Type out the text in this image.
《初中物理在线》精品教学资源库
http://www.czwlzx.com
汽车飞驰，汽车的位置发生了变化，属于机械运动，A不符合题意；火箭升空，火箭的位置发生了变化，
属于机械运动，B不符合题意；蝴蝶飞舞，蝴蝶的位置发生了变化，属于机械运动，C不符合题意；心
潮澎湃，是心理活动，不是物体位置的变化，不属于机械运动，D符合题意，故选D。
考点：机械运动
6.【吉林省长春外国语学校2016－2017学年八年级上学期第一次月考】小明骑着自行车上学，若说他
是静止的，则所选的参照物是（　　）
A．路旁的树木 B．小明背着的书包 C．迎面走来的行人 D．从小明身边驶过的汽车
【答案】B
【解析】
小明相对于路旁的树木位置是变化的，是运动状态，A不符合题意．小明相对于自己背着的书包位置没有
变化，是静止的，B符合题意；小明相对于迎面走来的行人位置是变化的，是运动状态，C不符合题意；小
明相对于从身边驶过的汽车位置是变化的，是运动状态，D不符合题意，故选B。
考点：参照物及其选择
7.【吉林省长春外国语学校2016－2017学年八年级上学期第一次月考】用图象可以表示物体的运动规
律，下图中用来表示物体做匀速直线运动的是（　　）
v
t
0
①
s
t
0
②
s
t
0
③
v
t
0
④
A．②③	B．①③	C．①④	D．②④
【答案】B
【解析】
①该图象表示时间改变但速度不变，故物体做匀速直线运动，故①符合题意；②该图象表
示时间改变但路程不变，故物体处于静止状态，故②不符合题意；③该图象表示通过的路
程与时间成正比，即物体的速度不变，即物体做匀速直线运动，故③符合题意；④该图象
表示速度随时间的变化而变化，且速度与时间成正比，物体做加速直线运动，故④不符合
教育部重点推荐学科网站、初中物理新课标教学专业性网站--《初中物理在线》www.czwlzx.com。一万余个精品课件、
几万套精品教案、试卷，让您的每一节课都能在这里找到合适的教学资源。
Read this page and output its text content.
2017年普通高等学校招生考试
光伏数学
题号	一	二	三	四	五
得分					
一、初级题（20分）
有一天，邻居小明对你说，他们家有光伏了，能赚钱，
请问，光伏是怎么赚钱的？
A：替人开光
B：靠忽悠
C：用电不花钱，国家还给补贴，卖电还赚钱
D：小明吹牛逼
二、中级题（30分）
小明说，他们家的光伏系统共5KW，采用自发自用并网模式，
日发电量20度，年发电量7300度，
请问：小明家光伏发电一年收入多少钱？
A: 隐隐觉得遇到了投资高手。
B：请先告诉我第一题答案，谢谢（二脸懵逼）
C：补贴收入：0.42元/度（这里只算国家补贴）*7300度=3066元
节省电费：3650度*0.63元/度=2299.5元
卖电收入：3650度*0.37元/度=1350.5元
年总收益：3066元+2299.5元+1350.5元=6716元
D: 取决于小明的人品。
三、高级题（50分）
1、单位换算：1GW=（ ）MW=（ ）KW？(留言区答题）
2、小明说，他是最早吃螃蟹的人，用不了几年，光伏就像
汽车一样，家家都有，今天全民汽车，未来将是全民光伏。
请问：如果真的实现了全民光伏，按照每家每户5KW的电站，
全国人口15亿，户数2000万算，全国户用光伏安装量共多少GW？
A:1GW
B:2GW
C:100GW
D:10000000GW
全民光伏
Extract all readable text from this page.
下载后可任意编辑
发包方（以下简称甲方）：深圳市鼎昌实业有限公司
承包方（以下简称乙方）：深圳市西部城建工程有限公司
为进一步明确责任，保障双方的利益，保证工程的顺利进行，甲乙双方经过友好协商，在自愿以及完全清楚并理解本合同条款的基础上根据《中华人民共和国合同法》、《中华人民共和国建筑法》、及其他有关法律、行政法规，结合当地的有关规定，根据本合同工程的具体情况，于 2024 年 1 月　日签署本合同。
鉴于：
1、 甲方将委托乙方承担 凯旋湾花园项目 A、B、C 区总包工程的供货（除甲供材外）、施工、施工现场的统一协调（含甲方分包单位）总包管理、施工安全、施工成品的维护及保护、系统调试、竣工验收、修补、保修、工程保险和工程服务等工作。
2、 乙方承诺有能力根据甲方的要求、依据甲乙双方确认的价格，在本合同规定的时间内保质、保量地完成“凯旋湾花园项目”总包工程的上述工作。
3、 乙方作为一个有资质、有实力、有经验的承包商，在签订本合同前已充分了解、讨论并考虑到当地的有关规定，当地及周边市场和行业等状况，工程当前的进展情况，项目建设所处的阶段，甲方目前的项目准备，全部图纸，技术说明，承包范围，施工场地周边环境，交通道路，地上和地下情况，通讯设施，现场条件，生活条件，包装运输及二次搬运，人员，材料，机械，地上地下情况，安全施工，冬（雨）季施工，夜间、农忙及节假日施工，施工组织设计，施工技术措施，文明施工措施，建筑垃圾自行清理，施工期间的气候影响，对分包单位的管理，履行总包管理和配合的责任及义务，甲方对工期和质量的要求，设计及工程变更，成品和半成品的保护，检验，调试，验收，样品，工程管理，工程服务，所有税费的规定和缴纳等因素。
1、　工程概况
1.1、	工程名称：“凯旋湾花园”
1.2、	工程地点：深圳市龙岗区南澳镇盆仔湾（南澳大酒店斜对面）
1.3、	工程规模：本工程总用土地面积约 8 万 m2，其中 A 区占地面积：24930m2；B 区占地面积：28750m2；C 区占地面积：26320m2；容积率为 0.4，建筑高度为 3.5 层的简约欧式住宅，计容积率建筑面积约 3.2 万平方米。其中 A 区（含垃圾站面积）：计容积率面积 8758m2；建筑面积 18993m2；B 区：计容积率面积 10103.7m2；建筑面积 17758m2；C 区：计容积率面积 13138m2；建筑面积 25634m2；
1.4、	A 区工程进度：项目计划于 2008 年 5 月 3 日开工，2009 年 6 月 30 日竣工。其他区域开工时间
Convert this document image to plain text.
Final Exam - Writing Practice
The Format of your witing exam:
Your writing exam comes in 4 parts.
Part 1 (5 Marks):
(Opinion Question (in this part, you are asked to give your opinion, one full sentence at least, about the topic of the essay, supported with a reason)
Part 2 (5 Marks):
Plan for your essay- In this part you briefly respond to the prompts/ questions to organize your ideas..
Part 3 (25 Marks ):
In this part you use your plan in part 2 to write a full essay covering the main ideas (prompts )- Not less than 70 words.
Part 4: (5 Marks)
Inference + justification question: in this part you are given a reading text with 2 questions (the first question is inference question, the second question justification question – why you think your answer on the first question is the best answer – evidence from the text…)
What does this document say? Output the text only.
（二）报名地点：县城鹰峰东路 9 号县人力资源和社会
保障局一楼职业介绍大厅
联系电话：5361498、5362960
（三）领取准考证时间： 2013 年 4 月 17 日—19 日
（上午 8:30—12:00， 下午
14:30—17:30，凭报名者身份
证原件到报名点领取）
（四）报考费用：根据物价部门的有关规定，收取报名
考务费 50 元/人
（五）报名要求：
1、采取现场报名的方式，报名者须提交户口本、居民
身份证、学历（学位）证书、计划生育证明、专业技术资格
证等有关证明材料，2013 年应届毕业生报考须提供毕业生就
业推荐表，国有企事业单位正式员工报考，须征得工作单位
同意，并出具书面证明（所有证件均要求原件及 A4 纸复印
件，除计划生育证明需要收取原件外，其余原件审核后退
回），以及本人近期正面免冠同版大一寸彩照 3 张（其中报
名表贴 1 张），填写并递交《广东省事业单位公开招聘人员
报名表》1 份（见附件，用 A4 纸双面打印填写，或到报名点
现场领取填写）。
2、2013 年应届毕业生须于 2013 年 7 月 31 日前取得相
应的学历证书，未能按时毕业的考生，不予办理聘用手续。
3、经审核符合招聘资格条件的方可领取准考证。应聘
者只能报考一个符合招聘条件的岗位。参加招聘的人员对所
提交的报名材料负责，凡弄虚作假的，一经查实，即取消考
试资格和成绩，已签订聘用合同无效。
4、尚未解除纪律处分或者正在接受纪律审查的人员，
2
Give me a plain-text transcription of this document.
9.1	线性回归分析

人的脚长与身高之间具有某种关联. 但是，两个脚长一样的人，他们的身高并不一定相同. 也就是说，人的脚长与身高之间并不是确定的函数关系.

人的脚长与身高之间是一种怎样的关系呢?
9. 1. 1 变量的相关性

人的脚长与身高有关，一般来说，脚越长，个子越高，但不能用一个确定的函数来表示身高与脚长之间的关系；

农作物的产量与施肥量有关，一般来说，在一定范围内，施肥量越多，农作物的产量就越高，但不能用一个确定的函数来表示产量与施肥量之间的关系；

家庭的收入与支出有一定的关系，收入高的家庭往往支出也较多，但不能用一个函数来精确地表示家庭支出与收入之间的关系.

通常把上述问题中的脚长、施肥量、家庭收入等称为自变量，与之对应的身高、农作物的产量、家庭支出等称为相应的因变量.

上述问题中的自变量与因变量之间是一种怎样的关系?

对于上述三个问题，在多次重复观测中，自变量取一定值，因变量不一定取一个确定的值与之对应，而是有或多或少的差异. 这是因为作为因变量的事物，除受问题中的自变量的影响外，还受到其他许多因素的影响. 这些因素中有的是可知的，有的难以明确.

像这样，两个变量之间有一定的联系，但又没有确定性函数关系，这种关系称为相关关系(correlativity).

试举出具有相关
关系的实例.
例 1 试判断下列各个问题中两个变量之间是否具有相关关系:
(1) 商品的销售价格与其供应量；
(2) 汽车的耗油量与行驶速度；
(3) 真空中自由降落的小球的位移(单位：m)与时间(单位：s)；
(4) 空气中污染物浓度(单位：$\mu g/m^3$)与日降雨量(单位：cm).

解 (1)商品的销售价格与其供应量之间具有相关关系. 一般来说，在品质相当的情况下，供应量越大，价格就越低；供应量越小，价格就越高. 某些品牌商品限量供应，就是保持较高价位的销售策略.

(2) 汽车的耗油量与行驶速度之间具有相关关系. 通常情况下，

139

□ □ □

## GOAL OF THE EXERCISE
Pull out all lines from the entries above in which the word "是静止的" appears.

## THE RESULT
是静止的，则所选的参照物是（　　）
变化，是静止的，B符合题意；小明相对于迎面走来的行人位置是变化的，是运动状态，C不符合题意；小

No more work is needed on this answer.